• [Written instruction]: Where the string "category" occurs in the material below, report the whole line.

Some records:
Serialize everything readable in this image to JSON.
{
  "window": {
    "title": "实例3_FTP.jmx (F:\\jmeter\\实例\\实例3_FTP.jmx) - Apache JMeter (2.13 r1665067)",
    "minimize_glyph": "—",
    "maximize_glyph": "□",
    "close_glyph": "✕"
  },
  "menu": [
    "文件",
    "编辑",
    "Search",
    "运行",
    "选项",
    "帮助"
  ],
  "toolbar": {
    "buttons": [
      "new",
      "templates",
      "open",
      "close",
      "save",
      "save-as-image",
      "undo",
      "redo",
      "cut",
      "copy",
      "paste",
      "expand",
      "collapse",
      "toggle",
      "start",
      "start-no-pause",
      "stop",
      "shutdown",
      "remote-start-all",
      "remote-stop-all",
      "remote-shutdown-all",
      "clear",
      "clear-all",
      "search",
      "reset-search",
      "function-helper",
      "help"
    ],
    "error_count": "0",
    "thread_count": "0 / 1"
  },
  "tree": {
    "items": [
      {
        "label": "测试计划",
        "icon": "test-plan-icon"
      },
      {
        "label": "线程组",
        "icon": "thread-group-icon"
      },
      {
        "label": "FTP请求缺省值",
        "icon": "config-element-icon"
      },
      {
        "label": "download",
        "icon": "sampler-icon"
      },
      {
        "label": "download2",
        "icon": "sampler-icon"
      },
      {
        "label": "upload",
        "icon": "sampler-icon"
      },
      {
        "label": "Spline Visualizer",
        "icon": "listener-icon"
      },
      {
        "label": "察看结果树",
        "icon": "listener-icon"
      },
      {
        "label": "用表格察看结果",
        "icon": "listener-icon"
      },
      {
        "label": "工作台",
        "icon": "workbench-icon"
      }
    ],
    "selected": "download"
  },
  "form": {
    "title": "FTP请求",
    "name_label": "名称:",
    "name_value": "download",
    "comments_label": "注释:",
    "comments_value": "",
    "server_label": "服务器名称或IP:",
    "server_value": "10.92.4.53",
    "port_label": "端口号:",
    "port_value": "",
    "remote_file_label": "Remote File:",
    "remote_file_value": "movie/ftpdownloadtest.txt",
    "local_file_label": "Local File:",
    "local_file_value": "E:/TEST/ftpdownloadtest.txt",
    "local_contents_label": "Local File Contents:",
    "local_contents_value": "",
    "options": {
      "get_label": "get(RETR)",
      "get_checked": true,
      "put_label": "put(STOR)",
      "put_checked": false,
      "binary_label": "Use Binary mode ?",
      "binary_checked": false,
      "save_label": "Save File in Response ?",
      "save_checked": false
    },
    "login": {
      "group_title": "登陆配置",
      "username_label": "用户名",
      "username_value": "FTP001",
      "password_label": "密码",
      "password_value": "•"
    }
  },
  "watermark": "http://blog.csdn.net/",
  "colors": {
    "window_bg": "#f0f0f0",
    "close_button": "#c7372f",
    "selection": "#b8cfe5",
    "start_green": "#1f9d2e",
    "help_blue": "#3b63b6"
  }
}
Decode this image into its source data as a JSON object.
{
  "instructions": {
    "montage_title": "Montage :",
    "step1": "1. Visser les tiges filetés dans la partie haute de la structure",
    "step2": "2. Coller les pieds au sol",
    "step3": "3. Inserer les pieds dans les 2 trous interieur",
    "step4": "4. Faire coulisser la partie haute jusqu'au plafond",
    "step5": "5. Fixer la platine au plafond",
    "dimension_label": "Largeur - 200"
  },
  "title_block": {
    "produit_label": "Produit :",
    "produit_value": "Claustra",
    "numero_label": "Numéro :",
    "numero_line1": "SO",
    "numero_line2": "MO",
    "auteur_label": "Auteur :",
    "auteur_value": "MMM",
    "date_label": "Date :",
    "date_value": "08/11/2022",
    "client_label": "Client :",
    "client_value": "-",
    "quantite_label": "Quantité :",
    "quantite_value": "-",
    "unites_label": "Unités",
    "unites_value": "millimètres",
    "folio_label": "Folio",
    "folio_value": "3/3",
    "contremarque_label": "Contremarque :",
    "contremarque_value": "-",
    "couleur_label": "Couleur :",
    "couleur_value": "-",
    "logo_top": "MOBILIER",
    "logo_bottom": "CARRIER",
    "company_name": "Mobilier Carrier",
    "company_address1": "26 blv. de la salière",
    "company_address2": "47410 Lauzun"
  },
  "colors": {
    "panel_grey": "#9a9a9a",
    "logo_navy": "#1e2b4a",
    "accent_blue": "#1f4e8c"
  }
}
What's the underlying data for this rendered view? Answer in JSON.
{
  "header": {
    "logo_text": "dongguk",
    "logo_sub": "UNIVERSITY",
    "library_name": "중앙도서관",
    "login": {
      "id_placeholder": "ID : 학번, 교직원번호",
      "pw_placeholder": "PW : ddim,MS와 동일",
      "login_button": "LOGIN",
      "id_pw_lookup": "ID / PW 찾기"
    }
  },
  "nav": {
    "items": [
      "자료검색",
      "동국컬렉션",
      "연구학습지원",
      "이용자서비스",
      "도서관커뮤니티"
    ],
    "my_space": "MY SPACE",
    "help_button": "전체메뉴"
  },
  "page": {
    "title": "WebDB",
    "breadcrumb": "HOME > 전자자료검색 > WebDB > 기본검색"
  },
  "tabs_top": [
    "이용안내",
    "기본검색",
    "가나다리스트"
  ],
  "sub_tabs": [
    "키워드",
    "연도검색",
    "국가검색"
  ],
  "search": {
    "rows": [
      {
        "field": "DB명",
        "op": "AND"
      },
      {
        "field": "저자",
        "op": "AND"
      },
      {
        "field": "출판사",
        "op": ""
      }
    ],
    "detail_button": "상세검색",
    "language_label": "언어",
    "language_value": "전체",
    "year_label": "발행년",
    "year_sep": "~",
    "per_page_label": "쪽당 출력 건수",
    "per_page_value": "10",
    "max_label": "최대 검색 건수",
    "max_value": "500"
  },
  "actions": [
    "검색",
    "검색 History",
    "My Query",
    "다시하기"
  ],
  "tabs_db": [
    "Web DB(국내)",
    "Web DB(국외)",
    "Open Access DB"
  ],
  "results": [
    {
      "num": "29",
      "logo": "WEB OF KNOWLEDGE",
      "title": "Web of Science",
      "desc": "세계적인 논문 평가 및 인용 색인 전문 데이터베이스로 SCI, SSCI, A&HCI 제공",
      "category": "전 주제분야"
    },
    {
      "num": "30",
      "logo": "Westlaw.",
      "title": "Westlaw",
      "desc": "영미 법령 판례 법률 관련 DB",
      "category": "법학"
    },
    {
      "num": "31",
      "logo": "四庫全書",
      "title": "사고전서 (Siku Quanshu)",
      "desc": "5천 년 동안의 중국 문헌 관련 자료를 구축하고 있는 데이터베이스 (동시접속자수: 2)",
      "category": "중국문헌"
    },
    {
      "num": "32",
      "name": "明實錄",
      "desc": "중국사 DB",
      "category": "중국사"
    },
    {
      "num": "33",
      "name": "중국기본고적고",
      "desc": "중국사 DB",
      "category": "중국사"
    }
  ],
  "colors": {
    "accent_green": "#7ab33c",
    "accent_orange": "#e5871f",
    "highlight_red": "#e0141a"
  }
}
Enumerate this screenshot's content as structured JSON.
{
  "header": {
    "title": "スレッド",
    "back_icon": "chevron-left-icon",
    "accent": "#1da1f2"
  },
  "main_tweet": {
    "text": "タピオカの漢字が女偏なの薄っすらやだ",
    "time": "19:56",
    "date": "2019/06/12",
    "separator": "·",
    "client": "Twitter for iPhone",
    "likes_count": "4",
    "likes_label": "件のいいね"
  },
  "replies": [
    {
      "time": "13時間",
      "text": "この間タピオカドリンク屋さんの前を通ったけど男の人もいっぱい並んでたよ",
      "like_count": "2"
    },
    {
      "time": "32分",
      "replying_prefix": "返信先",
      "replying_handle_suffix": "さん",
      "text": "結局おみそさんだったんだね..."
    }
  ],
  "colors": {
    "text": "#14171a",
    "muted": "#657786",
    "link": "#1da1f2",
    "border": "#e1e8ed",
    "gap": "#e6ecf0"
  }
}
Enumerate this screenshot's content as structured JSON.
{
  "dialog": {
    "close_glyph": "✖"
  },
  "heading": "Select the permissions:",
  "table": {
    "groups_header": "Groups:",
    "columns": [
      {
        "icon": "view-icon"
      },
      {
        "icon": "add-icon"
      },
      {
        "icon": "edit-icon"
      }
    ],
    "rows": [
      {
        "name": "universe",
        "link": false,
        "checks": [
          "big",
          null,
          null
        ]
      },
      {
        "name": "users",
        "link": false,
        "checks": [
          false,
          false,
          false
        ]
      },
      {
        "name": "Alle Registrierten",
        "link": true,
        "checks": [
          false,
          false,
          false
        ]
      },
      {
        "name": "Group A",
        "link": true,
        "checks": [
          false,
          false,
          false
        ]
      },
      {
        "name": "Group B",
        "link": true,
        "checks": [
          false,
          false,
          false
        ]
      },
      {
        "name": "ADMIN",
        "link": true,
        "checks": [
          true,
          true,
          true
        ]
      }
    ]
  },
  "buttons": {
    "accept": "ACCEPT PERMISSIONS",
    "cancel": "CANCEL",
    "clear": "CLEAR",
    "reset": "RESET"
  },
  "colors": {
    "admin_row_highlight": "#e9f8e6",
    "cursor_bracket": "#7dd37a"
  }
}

• [Task response]:
      "category": "전 주제분야"
      "category": "법학"
      "category": "중국문헌"
      "category": "중국사"
      "category": "중국사"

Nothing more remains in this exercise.